* _Exercise requirements_: Count how many lines hold the word "VLDL" and give that number as the whole answer.

* _Extracted information_:
◇ ◇ ◇ ◇ ◇ ◇ ◇
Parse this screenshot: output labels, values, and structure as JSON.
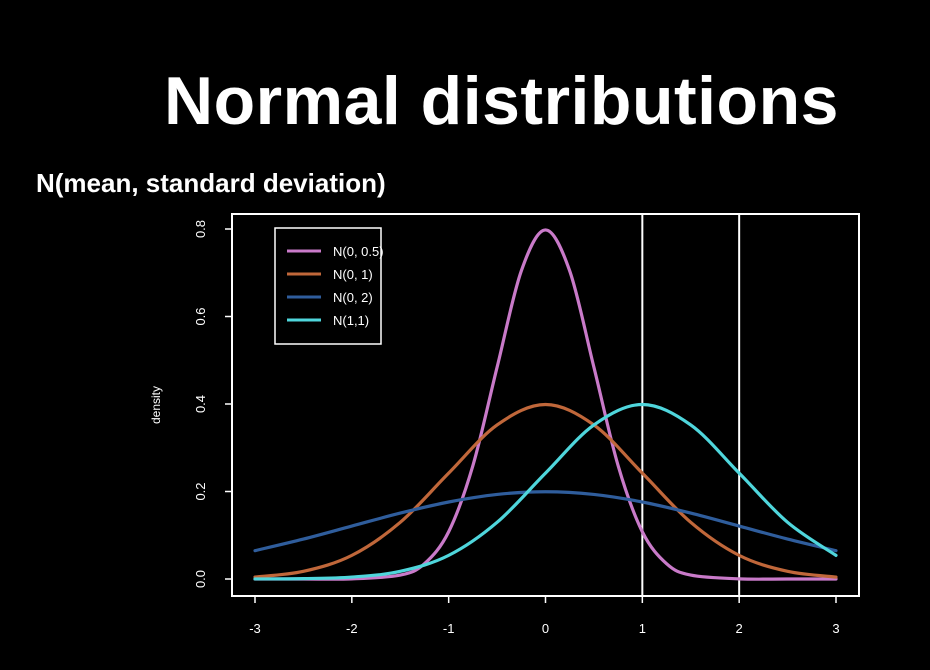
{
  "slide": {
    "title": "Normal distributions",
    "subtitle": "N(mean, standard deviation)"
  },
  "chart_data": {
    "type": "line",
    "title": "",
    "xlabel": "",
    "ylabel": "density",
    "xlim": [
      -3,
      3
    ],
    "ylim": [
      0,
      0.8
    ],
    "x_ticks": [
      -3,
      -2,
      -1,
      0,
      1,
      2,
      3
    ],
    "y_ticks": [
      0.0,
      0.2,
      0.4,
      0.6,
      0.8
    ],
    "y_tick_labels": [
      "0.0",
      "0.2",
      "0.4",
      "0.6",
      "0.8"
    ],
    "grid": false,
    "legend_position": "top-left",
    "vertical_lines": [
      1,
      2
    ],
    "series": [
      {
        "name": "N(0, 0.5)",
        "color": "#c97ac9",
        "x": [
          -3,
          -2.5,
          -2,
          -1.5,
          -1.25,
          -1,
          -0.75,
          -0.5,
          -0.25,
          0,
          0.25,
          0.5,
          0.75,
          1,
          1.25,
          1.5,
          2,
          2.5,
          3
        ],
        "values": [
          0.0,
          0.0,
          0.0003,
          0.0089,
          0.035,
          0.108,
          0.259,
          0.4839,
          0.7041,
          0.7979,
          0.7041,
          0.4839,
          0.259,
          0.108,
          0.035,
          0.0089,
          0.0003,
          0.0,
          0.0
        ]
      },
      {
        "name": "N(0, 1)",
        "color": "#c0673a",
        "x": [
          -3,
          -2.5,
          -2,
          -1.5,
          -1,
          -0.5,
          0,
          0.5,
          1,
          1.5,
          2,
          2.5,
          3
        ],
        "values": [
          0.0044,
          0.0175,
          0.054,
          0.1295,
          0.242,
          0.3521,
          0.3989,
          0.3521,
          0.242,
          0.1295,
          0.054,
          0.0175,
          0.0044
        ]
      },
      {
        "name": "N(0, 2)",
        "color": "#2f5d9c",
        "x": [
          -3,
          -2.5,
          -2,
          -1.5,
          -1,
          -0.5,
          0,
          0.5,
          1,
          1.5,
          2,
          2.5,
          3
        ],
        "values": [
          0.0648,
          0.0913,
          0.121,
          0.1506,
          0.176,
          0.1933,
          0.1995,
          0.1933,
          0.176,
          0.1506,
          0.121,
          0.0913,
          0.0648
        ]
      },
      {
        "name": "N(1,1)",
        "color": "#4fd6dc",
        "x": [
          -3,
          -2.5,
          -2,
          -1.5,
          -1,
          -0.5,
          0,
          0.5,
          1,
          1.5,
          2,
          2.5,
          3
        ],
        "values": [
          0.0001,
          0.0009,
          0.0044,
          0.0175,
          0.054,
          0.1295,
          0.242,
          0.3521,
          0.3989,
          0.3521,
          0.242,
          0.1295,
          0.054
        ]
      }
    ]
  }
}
◇ ◇ ◇ ◇ ◇ ◇ ◇
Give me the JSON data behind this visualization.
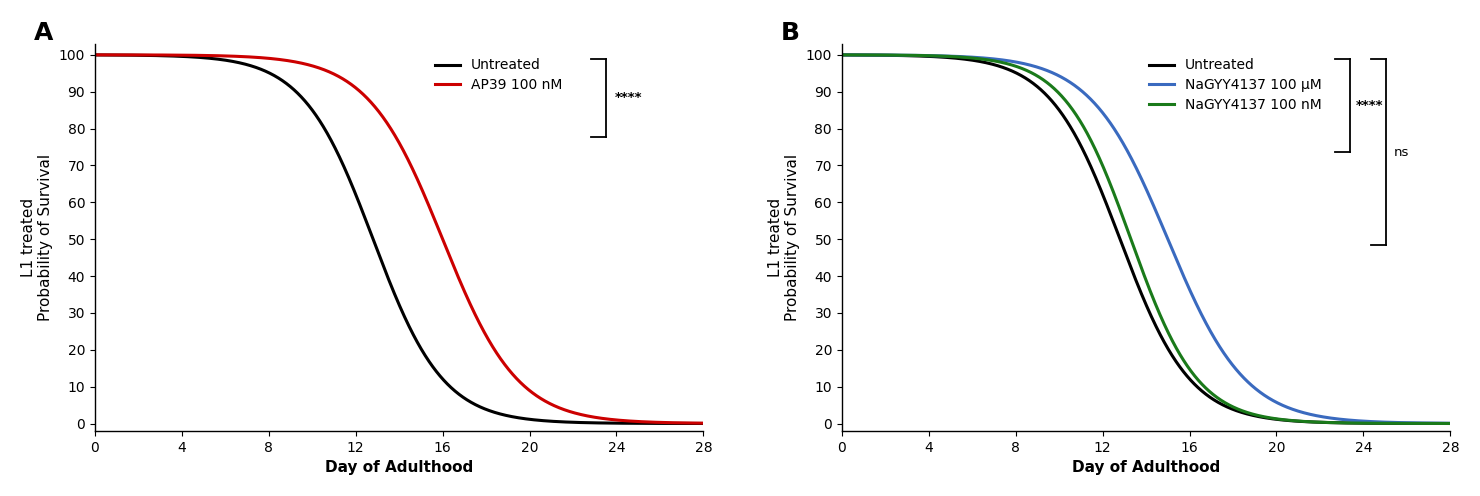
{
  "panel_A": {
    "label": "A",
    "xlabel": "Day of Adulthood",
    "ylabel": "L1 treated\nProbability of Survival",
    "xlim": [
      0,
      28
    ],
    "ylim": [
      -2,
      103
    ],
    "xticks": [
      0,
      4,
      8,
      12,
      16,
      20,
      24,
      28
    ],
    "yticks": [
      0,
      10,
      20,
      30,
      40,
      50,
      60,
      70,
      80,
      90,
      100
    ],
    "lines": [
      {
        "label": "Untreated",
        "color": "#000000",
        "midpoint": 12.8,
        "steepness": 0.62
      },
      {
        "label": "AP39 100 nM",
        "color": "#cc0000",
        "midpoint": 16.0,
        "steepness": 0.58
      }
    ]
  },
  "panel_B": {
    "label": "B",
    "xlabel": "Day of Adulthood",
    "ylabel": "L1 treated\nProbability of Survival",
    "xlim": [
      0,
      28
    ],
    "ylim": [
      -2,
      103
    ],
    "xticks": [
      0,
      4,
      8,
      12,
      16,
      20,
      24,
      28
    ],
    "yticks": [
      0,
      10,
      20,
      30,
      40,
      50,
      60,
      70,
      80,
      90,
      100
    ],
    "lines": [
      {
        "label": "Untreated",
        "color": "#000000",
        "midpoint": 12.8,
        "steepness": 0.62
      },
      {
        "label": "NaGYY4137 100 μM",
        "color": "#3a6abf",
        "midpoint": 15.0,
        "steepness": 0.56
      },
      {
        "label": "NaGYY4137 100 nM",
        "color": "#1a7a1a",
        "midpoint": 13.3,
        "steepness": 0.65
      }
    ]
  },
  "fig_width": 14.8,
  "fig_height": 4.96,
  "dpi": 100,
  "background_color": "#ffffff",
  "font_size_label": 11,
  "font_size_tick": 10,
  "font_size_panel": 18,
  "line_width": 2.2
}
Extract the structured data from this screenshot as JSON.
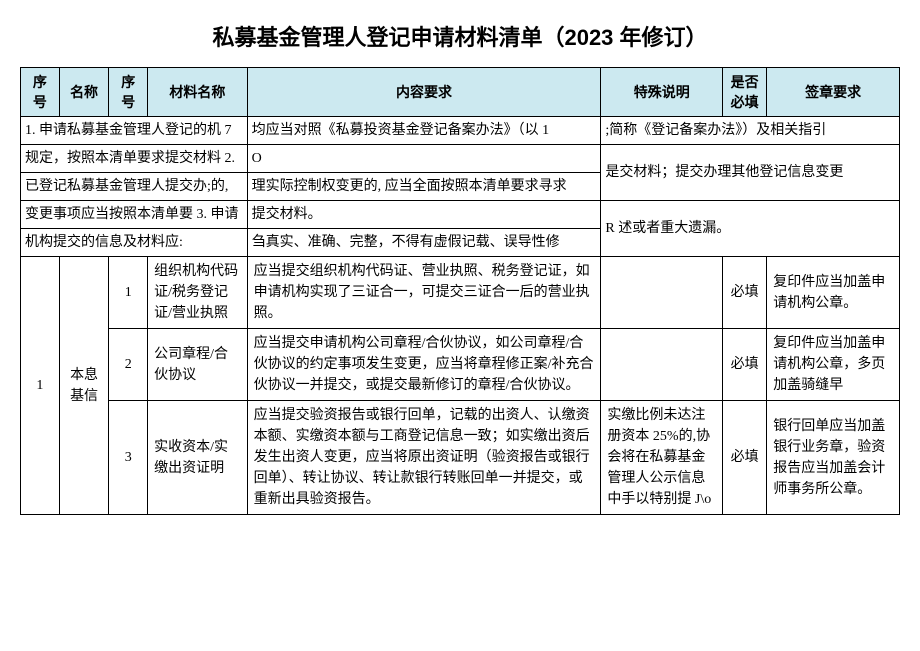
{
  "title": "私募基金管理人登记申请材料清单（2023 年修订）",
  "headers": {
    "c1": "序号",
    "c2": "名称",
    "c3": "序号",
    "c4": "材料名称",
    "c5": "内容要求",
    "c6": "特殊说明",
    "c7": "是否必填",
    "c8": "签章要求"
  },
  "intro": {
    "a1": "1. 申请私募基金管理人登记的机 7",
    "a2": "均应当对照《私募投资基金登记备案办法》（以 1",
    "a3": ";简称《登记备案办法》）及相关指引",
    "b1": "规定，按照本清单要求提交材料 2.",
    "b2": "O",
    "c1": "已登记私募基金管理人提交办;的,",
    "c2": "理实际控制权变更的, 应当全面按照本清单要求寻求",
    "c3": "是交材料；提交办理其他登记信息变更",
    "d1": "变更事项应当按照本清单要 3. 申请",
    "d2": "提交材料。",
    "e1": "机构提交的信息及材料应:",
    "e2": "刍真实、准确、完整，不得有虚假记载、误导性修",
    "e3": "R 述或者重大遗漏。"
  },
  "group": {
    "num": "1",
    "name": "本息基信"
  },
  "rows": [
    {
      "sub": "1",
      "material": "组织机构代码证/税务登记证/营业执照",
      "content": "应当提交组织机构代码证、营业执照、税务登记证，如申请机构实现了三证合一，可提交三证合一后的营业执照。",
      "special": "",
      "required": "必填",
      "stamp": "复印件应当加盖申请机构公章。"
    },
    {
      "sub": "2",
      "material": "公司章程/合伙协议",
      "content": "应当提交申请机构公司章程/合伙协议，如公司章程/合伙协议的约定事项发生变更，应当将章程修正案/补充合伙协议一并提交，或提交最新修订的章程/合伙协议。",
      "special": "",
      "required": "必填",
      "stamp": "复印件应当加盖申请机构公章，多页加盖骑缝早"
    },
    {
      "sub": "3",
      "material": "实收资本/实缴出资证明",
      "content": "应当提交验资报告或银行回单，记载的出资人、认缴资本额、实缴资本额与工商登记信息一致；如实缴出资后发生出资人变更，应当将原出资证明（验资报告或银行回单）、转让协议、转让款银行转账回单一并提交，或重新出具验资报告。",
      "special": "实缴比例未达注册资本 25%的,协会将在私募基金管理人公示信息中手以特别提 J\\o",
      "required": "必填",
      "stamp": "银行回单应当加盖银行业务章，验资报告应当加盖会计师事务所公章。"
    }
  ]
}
◇ ◇ ◇ ◇ ◇ ◇ ◇
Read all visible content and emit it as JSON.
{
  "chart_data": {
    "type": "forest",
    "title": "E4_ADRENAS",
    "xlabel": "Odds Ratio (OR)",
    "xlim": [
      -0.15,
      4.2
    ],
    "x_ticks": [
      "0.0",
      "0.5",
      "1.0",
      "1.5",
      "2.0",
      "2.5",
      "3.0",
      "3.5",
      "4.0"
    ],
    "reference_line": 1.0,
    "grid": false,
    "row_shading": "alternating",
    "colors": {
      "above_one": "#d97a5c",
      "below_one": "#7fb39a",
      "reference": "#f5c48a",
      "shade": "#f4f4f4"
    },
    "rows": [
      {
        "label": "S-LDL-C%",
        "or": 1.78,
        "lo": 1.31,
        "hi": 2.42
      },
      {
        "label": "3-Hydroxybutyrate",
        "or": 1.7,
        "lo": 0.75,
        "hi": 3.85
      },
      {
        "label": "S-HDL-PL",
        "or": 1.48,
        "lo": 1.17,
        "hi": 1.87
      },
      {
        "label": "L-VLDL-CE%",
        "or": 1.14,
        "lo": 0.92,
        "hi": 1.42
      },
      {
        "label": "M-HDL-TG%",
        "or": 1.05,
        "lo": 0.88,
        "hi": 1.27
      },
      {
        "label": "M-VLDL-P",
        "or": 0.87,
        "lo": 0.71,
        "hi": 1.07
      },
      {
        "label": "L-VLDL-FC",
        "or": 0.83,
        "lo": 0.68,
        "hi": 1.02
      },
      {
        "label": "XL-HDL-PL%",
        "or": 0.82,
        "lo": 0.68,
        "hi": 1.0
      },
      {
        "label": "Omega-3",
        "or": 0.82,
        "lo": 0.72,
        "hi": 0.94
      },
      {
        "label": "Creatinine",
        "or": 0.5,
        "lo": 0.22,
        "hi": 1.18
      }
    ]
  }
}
◇ ◇ ◇ ◇ ◇ ◇ ◇
* _The output_: 3